*Task prompt*.
Transcribe the following data verbatim, reproducing every line without any change.

--- start Record set ---

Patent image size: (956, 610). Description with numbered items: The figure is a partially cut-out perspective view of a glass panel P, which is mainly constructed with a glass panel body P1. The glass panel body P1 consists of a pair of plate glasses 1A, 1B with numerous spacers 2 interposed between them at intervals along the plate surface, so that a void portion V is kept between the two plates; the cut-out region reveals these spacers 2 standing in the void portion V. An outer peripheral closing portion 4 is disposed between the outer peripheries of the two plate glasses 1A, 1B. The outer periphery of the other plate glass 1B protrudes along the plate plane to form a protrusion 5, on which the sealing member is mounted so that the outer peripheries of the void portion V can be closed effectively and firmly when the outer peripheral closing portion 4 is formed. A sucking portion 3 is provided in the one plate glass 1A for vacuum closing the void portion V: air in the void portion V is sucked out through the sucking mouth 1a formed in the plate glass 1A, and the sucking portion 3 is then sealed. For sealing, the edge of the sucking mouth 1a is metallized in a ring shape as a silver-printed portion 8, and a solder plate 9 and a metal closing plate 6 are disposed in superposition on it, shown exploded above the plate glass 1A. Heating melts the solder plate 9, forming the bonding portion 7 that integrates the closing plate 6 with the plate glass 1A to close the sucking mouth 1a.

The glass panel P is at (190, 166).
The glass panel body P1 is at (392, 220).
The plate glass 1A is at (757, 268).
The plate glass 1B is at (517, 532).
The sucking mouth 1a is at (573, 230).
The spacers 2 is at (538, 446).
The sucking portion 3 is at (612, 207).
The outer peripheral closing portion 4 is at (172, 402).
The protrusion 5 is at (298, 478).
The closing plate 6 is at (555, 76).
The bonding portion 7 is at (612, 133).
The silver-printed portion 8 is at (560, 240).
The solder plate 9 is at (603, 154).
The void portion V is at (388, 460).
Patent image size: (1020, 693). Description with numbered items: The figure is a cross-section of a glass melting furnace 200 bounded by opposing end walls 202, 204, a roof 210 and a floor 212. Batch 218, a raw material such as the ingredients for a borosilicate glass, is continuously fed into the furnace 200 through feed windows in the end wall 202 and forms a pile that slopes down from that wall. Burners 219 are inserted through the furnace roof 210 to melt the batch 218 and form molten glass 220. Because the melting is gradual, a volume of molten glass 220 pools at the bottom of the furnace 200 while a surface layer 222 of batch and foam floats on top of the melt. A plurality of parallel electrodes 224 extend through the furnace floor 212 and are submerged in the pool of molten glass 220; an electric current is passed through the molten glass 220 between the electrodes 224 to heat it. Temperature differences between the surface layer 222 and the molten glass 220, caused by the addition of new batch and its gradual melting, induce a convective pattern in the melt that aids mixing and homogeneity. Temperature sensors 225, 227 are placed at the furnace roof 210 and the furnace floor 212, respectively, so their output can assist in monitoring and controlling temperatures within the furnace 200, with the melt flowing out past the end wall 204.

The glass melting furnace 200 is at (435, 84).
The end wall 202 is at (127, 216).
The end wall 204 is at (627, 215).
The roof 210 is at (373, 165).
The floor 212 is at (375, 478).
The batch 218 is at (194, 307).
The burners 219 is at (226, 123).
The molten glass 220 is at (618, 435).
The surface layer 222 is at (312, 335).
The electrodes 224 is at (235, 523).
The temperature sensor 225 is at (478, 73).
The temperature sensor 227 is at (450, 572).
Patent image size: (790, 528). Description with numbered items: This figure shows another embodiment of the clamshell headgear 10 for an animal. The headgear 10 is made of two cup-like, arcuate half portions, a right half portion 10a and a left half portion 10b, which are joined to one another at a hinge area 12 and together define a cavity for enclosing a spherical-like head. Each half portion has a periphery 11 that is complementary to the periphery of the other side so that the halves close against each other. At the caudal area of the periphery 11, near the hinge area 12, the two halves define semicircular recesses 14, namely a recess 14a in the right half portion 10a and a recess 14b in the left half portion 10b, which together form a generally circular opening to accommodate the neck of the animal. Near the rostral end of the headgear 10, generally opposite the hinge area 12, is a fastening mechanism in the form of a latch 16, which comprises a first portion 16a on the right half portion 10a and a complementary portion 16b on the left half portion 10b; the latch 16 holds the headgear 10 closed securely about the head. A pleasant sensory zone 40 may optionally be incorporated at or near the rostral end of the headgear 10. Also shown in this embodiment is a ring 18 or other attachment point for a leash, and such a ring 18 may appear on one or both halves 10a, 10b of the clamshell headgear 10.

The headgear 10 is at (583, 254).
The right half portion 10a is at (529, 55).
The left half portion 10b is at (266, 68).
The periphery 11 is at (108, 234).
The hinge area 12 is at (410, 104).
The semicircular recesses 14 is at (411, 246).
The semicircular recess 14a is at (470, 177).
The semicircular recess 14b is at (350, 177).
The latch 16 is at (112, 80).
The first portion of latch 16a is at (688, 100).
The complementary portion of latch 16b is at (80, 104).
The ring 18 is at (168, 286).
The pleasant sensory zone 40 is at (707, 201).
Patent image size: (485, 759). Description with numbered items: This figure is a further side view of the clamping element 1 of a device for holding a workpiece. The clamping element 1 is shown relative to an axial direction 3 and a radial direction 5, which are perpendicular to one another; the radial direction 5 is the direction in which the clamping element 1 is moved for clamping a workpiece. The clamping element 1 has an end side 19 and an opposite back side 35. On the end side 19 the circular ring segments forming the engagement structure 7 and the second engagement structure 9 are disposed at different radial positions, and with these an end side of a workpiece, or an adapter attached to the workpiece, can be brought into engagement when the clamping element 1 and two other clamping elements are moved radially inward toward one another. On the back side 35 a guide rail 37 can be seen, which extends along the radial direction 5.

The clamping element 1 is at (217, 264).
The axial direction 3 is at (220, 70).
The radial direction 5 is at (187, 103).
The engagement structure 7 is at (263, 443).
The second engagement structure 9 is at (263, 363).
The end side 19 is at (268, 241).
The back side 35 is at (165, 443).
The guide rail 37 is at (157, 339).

--- end Record set ---

*Reply to the exercise*.
Patent image size: (956, 610). Description with numbered items: The figure is a partially cut-out perspective view of a glass panel P, which is mainly constructed with a glass panel body P1. The glass panel body P1 consists of a pair of plate glasses 1A, 1B with numerous spacers 2 interposed between them at intervals along the plate surface, so that a void portion V is kept between the two plates; the cut-out region reveals these spacers 2 standing in the void portion V. An outer peripheral closing portion 4 is disposed between the outer peripheries of the two plate glasses 1A, 1B. The outer periphery of the other plate glass 1B protrudes along the plate plane to form a protrusion 5, on which the sealing member is mounted so that the outer peripheries of the void portion V can be closed effectively and firmly when the outer peripheral closing portion 4 is formed. A sucking portion 3 is provided in the one plate glass 1A for vacuum closing the void portion V: air in the void portion V is sucked out through the sucking mouth 1a formed in the plate glass 1A, and the sucking portion 3 is then sealed. For sealing, the edge of the sucking mouth 1a is metallized in a ring shape as a silver-printed portion 8, and a solder plate 9 and a metal closing plate 6 are disposed in superposition on it, shown exploded above the plate glass 1A. Heating melts the solder plate 9, forming the bonding portion 7 that integrates the closing plate 6 with the plate glass 1A to close the sucking mouth 1a.

The glass panel P is at (190, 166).
The glass panel body P1 is at (392, 220).
The plate glass 1A is at (757, 268).
The plate glass 1B is at (517, 532).
The sucking mouth 1a is at (573, 230).
The spacers 2 is at (538, 446).
The sucking portion 3 is at (612, 207).
The outer peripheral closing portion 4 is at (172, 402).
The protrusion 5 is at (298, 478).
The closing plate 6 is at (555, 76).
The bonding portion 7 is at (612, 133).
The silver-printed portion 8 is at (560, 240).
The solder plate 9 is at (603, 154).
The void portion V is at (388, 460).
Patent image size: (1020, 693). Description with numbered items: The figure is a cross-section of a glass melting furnace 200 bounded by opposing end walls 202, 204, a roof 210 and a floor 212. Batch 218, a raw material such as the ingredients for a borosilicate glass, is continuously fed into the furnace 200 through feed windows in the end wall 202 and forms a pile that slopes down from that wall. Burners 219 are inserted through the furnace roof 210 to melt the batch 218 and form molten glass 220. Because the melting is gradual, a volume of molten glass 220 pools at the bottom of the furnace 200 while a surface layer 222 of batch and foam floats on top of the melt. A plurality of parallel electrodes 224 extend through the furnace floor 212 and are submerged in the pool of molten glass 220; an electric current is passed through the molten glass 220 between the electrodes 224 to heat it. Temperature differences between the surface layer 222 and the molten glass 220, caused by the addition of new batch and its gradual melting, induce a convective pattern in the melt that aids mixing and homogeneity. Temperature sensors 225, 227 are placed at the furnace roof 210 and the furnace floor 212, respectively, so their output can assist in monitoring and controlling temperatures within the furnace 200, with the melt flowing out past the end wall 204.

The glass melting furnace 200 is at (435, 84).
The end wall 202 is at (127, 216).
The end wall 204 is at (627, 215).
The roof 210 is at (373, 165).
The floor 212 is at (375, 478).
The batch 218 is at (194, 307).
The burners 219 is at (226, 123).
The molten glass 220 is at (618, 435).
The surface layer 222 is at (312, 335).
The electrodes 224 is at (235, 523).
The temperature sensor 225 is at (478, 73).
The temperature sensor 227 is at (450, 572).
Patent image size: (790, 528). Description with numbered items: This figure shows another embodiment of the clamshell headgear 10 for an animal. The headgear 10 is made of two cup-like, arcuate half portions, a right half portion 10a and a left half portion 10b, which are joined to one another at a hinge area 12 and together define a cavity for enclosing a spherical-like head. Each half portion has a periphery 11 that is complementary to the periphery of the other side so that the halves close against each other. At the caudal area of the periphery 11, near the hinge area 12, the two halves define semicircular recesses 14, namely a recess 14a in the right half portion 10a and a recess 14b in the left half portion 10b, which together form a generally circular opening to accommodate the neck of the animal. Near the rostral end of the headgear 10, generally opposite the hinge area 12, is a fastening mechanism in the form of a latch 16, which comprises a first portion 16a on the right half portion 10a and a complementary portion 16b on the left half portion 10b; the latch 16 holds the headgear 10 closed securely about the head. A pleasant sensory zone 40 may optionally be incorporated at or near the rostral end of the headgear 10. Also shown in this embodiment is a ring 18 or other attachment point for a leash, and such a ring 18 may appear on one or both halves 10a, 10b of the clamshell headgear 10.

The headgear 10 is at (583, 254).
The right half portion 10a is at (529, 55).
The left half portion 10b is at (266, 68).
The periphery 11 is at (108, 234).
The hinge area 12 is at (410, 104).
The semicircular recesses 14 is at (411, 246).
The semicircular recess 14a is at (470, 177).
The semicircular recess 14b is at (350, 177).
The latch 16 is at (112, 80).
The first portion of latch 16a is at (688, 100).
The complementary portion of latch 16b is at (80, 104).
The ring 18 is at (168, 286).
The pleasant sensory zone 40 is at (707, 201).
Patent image size: (485, 759). Description with numbered items: This figure is a further side view of the clamping element 1 of a device for holding a workpiece. The clamping element 1 is shown relative to an axial direction 3 and a radial direction 5, which are perpendicular to one another; the radial direction 5 is the direction in which the clamping element 1 is moved for clamping a workpiece. The clamping element 1 has an end side 19 and an opposite back side 35. On the end side 19 the circular ring segments forming the engagement structure 7 and the second engagement structure 9 are disposed at different radial positions, and with these an end side of a workpiece, or an adapter attached to the workpiece, can be brought into engagement when the clamping element 1 and two other clamping elements are moved radially inward toward one another. On the back side 35 a guide rail 37 can be seen, which extends along the radial direction 5.

The clamping element 1 is at (217, 264).
The axial direction 3 is at (220, 70).
The radial direction 5 is at (187, 103).
The engagement structure 7 is at (263, 443).
The second engagement structure 9 is at (263, 363).
The end side 19 is at (268, 241).
The back side 35 is at (165, 443).
The guide rail 37 is at (157, 339).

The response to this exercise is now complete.